PAGE EXTRACT:
>>
On Friday, August 25, 2017, Hurricane Harvey made landfall at Rockport-Fulton and dealt a significant blow to Rockport-Fulton High School (RFHS).
The “white” gym, which stood next door to the “green” gym, was gutted by the storm’s destructive winds.
The volleyball gym and girls locker room, known as the “gold” gym, could not withstand the punishing winds of Harvey and collapsed.
“Losing our gym, which was like a second home to us, was devastating,” said RFHS varsity volleyball player Allie Manson.
Fast forward to Monday, April 16 of this year, 234 days after Harvey made landfall. Ellen DeGeneres announced on her show a $1 million donation from Lowe’s to the Aransas County Independent School District (ACISD) to build a new gym.
The $1 million dollar gift will not actually be used to replace the gold gym, but rather to build a new “competition” gym, according to ACISD Superintendent Joseph Patek.
He said the gold gym will be rebuilt with insurance money.
“That construction (gold gym) could begin as soon as May 1,” said Patek.
He said the school district received about $3 million in insurance for the white gym.
“We’ve wanted to rebuild the white gym (prior to Harvey) into something bigger and better,” said Patek. “This $1 million gift is going to make that possible.”
He said the $3 million from the settlement, plus the $1 million gift, will provide the vast majority of the funds needed to build such a facility.
“An early estimate (before Harvey) was around $4 million,” said Patek. “(The architect) estimates it will cost more today.”
He said trustees will probably have to spend up to $500,000 to fully fund construction. That approval has not been given.
“I want to thank the teacher’s daughter (Sydney Macha) who mailed the letter to Ellen, and Ellen and Lowe’s for this generous contribution,” said Patek.
Macha, the daughter of RFHS English teacher Rebecca Macha, wrote to The Ellen Show several days after the storm. R. Macha described her daughter as a huge fan of Ellen, and she believed this was something with which Ellen would help.
“I just knew if Ellen knew about what happened to the school here, she would help. I knew this was something she would help with,” said S. Macha.
Days after she wrote to the show, she got a reply back, but the message was merely a confirmation the show had received the letter.
S. Macha was persistent. She continued to write the show and provided them with updates about important events taking place at the school. She did not lose hope Ellen would help in some fashion.
Then, out of the blue, on Dec. 1, 2017, The Ellen Show producers reached out to RFHS faculty and staff. The show began to gather more information about what had happened at the school. Communication went dark after that request for information.
The show then reached out to RFHS faculty and staff again in February. It was at this time RFHS English teacher Julie Manson began to discuss with some of Ellen’s producers the trials the RFHS volleyball team went through after Harvey.
The team had played its full season, post-Harvey, without a single home game, a locker room, or a gym to practice in.
During the season team members volunteered their time, under the supervision of their coaching staff, to clear debris and assist anyone who needed help.
In March, The Ellen Show reached out to the school again. This time, producers wanted to speak directly with members of the volleyball team. Up to this point, the girls had no idea the school district had been in discussions with The Ellen Show. When they were told the show’s producers wanted to speak with them, via Skype, they were in awe.
<<
DATA SHOWN:
>>
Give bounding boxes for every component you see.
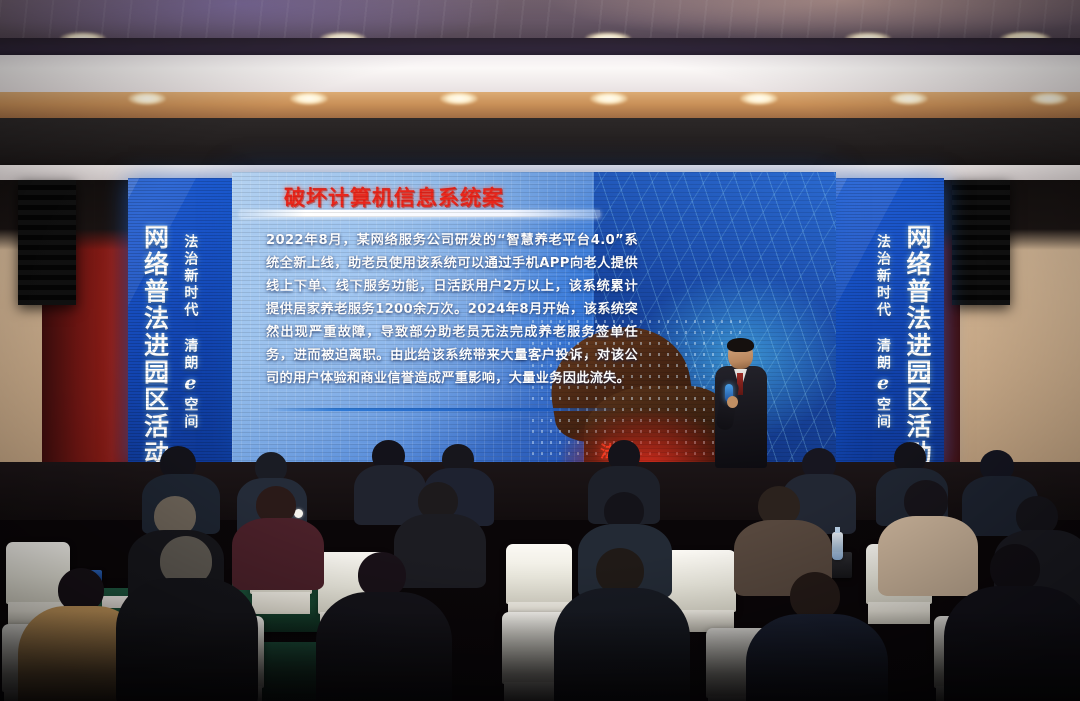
banner-left-sub-text: 法治新时代 清朗e空间 (180, 234, 199, 431)
banner-right-e-mark: e (872, 372, 894, 397)
water-bottle (832, 532, 843, 560)
presenter-hair (727, 338, 754, 352)
audience-chair (666, 550, 736, 612)
banner-right-sub-suffix: 空间 (875, 397, 891, 431)
downlight (128, 92, 166, 105)
downlight (290, 92, 328, 105)
banner-right-main-text: 网络普法进园区活动 (905, 224, 931, 467)
ceiling-recess-dark (0, 118, 1080, 166)
presenter-hand (727, 396, 738, 408)
banner-right-sub-prefix: 法治新时代 清朗 (875, 234, 891, 372)
led-banner-left: 网络普法进园区活动 法治新时代 清朗e空间 (128, 178, 232, 468)
conference-hall-photo: 网络普法进园区活动 法治新时代 清朗e空间 网络普法进园区活动 法治新时代 清朗… (0, 0, 1080, 701)
banner-left-e-mark: e (179, 372, 201, 397)
downlight (890, 92, 928, 105)
banner-left-sub-suffix: 空间 (182, 397, 198, 431)
downlight (1030, 92, 1068, 105)
pa-speaker-left (18, 180, 76, 305)
pa-speaker-right (952, 180, 1010, 305)
downlight (590, 92, 628, 105)
banner-left-sub-prefix: 法治新时代 清朗 (182, 234, 198, 372)
downlight (740, 92, 778, 105)
downlight (440, 92, 478, 105)
banner-left-main-text: 网络普法进园区活动 (142, 224, 168, 467)
ceiling-white-cove (0, 55, 1080, 93)
audience-chair (506, 544, 572, 604)
ceiling-upper-panel (0, 0, 1080, 38)
audience-area: 云云 (0, 440, 1080, 701)
banner-right-sub-text: 法治新时代 清朗e空间 (873, 234, 892, 431)
led-banner-right: 网络普法进园区活动 法治新时代 清朗e空间 (836, 178, 944, 468)
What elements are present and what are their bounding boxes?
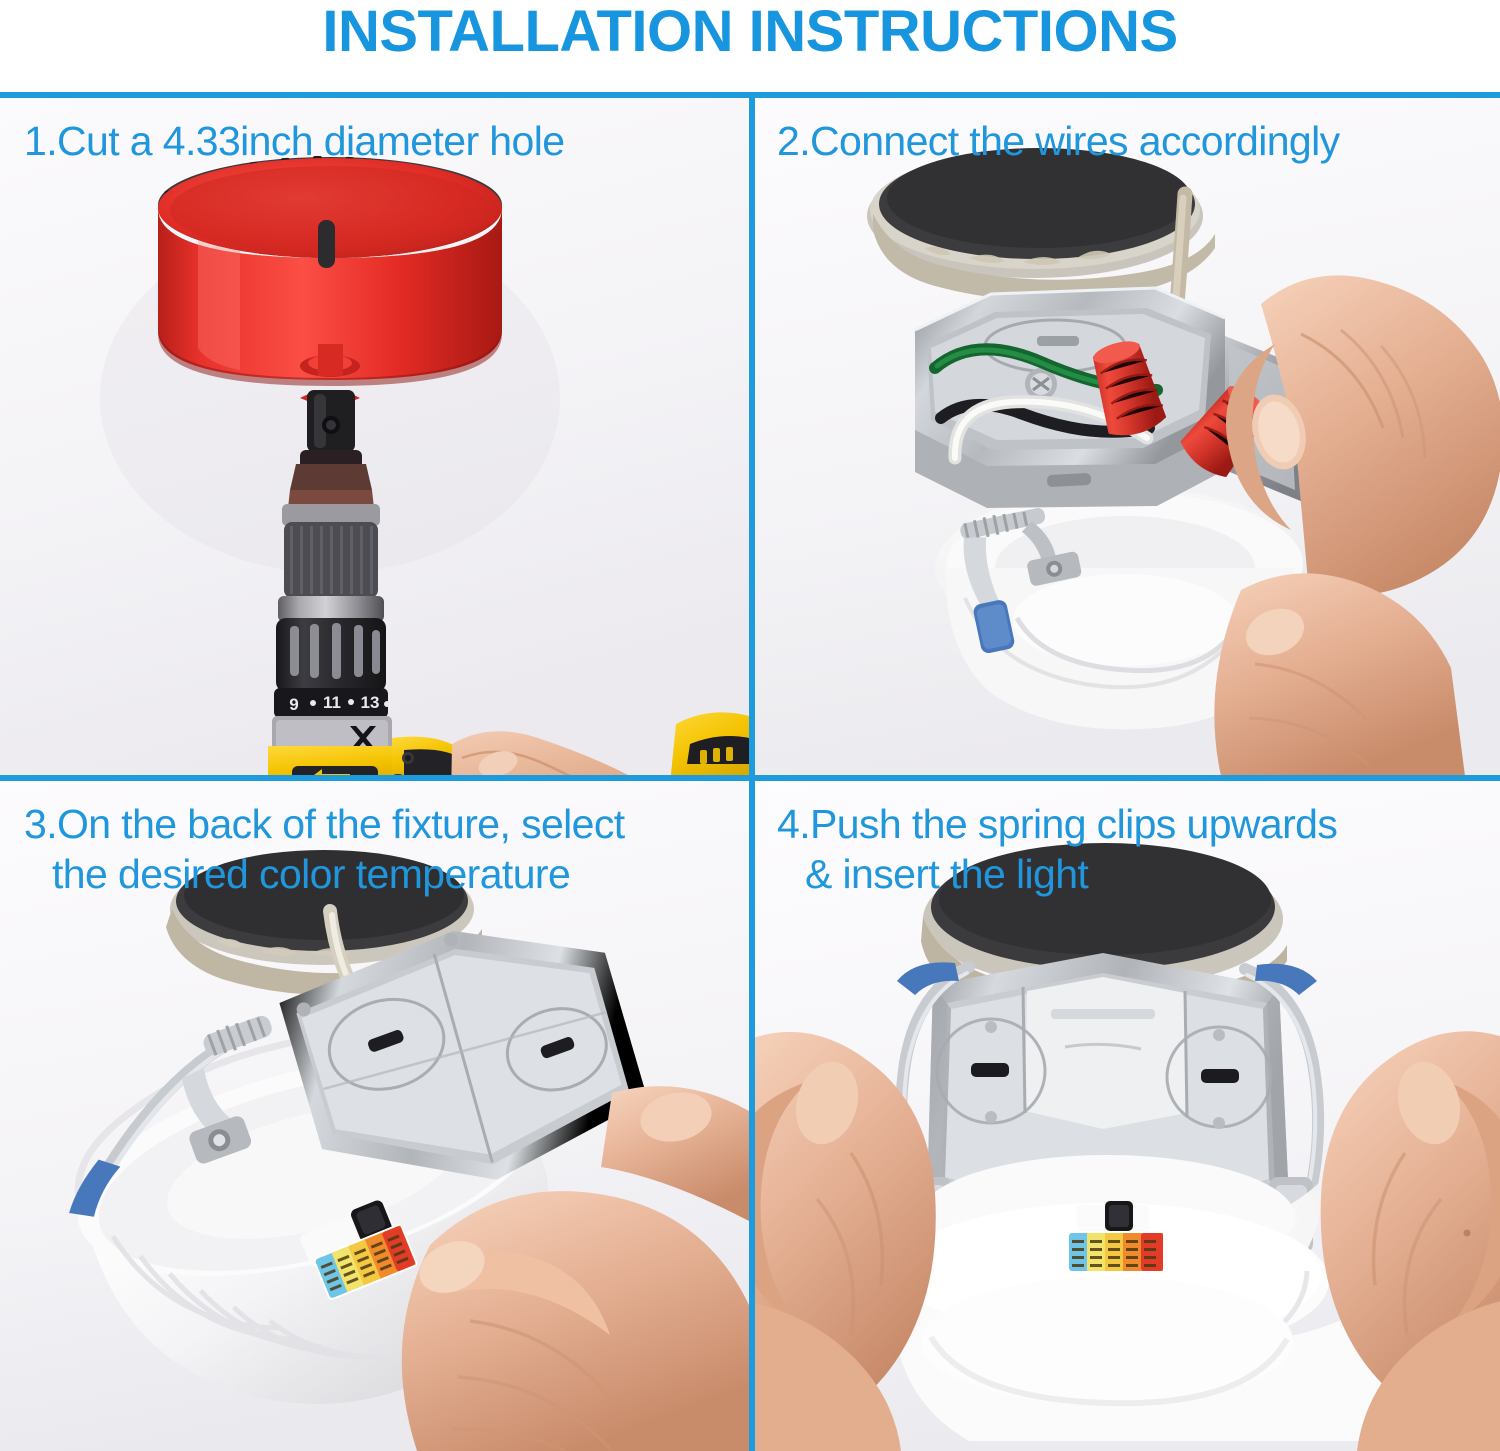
step-2-illustration xyxy=(755,98,1500,775)
cct-label-graphic xyxy=(1067,1231,1165,1273)
step-panel-3: 3.On the back of the fixture, select the… xyxy=(0,775,755,1451)
step-panel-2: 2.Connect the wires accordingly xyxy=(755,92,1500,775)
svg-text:11: 11 xyxy=(323,693,341,712)
installation-instructions-infographic: INSTALLATION INSTRUCTIONS xyxy=(0,0,1500,1451)
ceiling-hole-graphic xyxy=(867,148,1215,301)
step-panel-1: 9 11 13 xyxy=(0,92,755,775)
hole-saw-graphic xyxy=(158,156,502,405)
svg-text:13: 13 xyxy=(361,693,380,712)
step-4-illustration xyxy=(755,781,1500,1451)
step-1-illustration: 9 11 13 xyxy=(0,98,749,775)
svg-text:9: 9 xyxy=(289,695,298,714)
step-3-illustration xyxy=(0,781,749,1451)
steps-grid: 9 11 13 xyxy=(0,92,1500,1451)
page-title: INSTALLATION INSTRUCTIONS xyxy=(322,0,1177,63)
arbor-graphic xyxy=(300,390,362,470)
page-title-bar: INSTALLATION INSTRUCTIONS xyxy=(0,0,1500,92)
step-panel-4: 4.Push the spring clips upwards & insert… xyxy=(755,775,1500,1451)
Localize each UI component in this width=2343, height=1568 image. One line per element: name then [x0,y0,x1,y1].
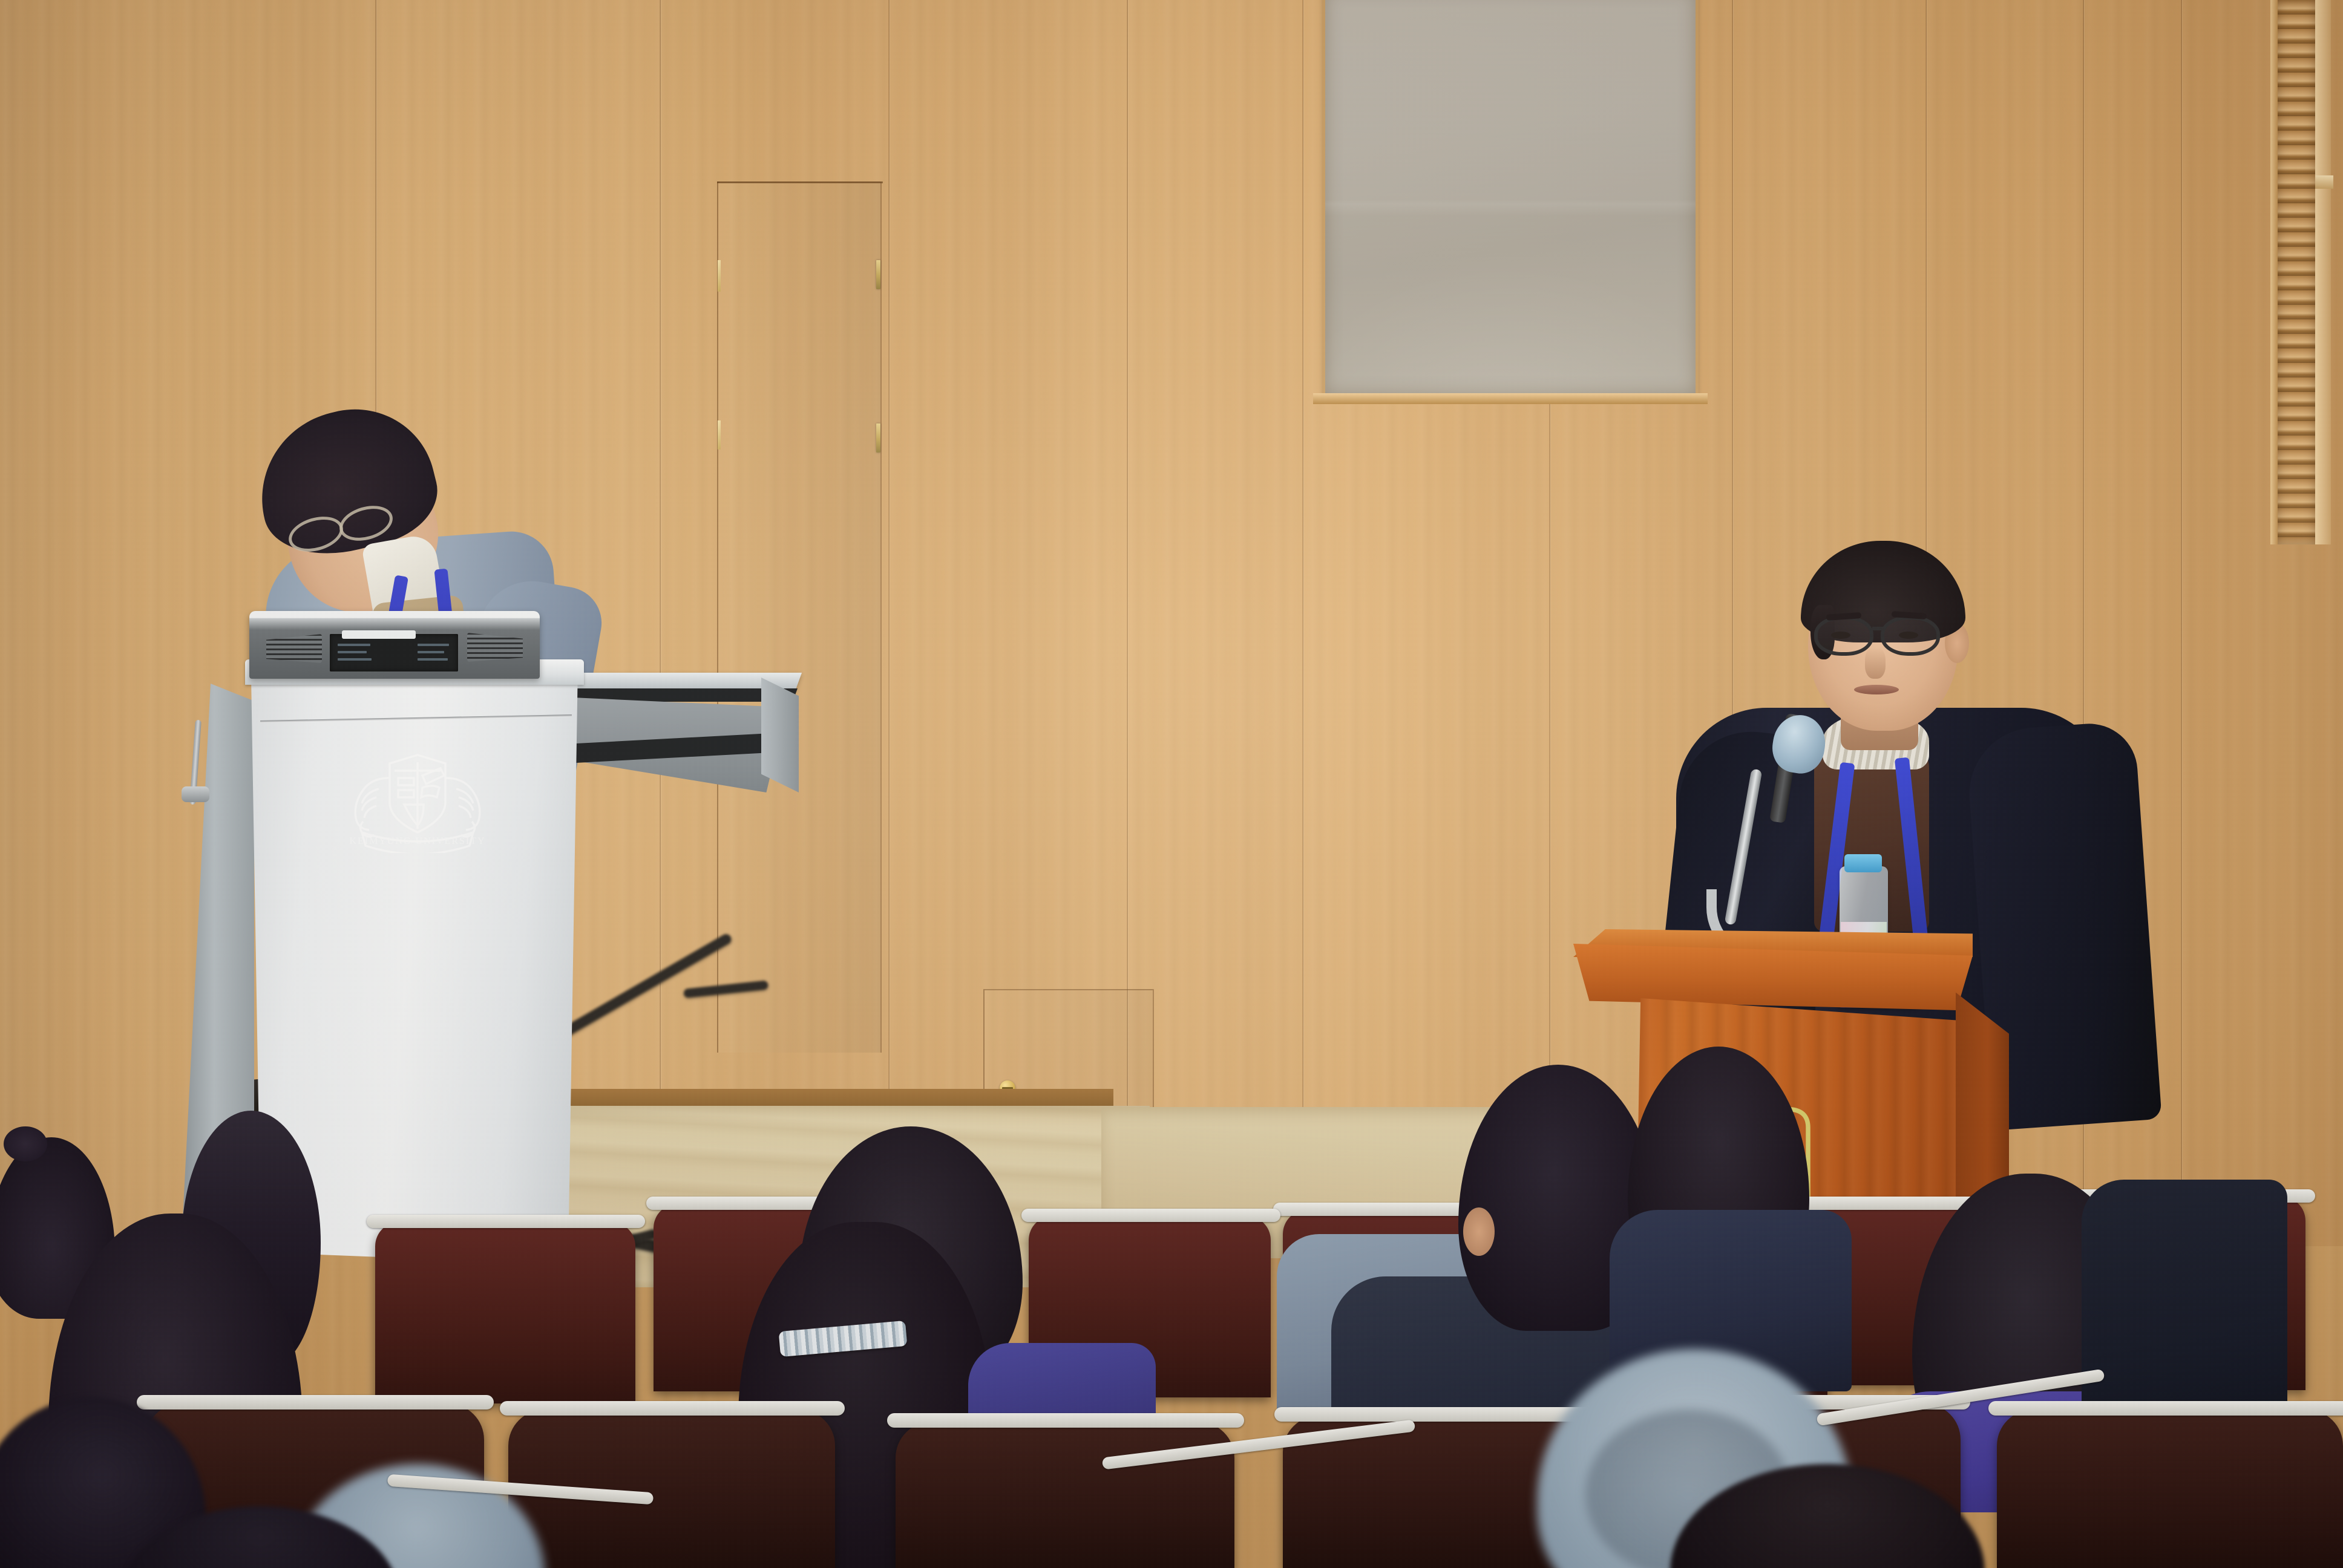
<<
CHALLENGES:
1. In the article about Rockport-Fulton High School's gyms after Hurricane Harvey, what will pay for rebuilding the gold gym?
2. Extend the article about Rockport-Fulton High School's gyms after Hurricane Harvey, picking up after its final sentence.

ANSWERS TO THE EXERCISE:
1. Insurance money.

2.
“I was completely surprised and in shock people from The Ellen Show were interested in our story. It was surreal,” said varsity volleyball player Allison Sanders.
During interviews with the team, nothing was ever mentioned about a donation to the school. The girls were hopeful something would come from it. Nonetheless, they were still excited Ellen was interested in hearing their story.
“My team and I have been through a lot and we were finally getting our chance to share what happened,” said Molly Frost. “The thought that if Ellen liked our story and that it could lead to something for our town was really nerve racking.”
On Monday, April 2, the show conducted one more set of interviews with select members of the volleyball team.
Those interviews were supposedly going to be used for a series on ellentube about schools affected by natural disasters. The players had no idea the videos would actually be used as pieces for the television show segment revealing the donation to RFHS.
A week later, on Monday, April 9, the volleyball team, along with other RFHS athletes and students, were invited to attend another video session the next day for the ellentube series. It was then that Ellen made her big reveal and stunned the crowd.
“When she came on the screen, I thought it was a joke, but then I heard her say, ‘Hey Rockport!’ And then it hit me … Wow, I’m talking to Ellen,” said varsity volleyball player Karys Hawkins.
“I was in complete shock because we had no idea we would be talking to her. I was struggling to breathe,” said Sanders.
Ellen then talked with the varsity volleyball players and varsity and junior varsity coaches Jessica Clark and Amanda Bickle.
“We were in complete shock to actually get to talk to Ellen,” said Clark. “We were expecting to film for ellentube and didn’t realize that was going to happen!”
After chatting with coaches and players in front of a live studio audience, Ellen announced that, with the help of the Lowe’s Gives Program and Lowe’s Heroes volunteer program, Lowe’s was giving $1 million dollars (supplies/money) to help fund the rebuilding of a new gym for RFHS.
It is the largest single gift ever announced on The Ellen Show.
The crowd of RFHS students, faculty, and staff erupted in joy.
“I had goose bumps and tears,” said R. Macha. “To see the persistence of one fan (Sydney) bring about a donation of $1 million dollars is unfathomable.”
“When I first heard her say that, I was so excited. Not only for what’s to come next season, but for our whole community,” said Frost.
“I was definitely excited, but also realized a new gym was more than any of us could ever ask for,” said Hawkins.
Clark said to receive that much money for the construction of a new gym for her volleyball team means the world to her.
“We are just so thankful for this opportunity and so thankful for every team and individual who reached out and helped us make our (2017) season possible through their donations, prayers, and assistance,” said Clark.
Volleyball underclassmen are excited for the opportunity to play in an all-new gym.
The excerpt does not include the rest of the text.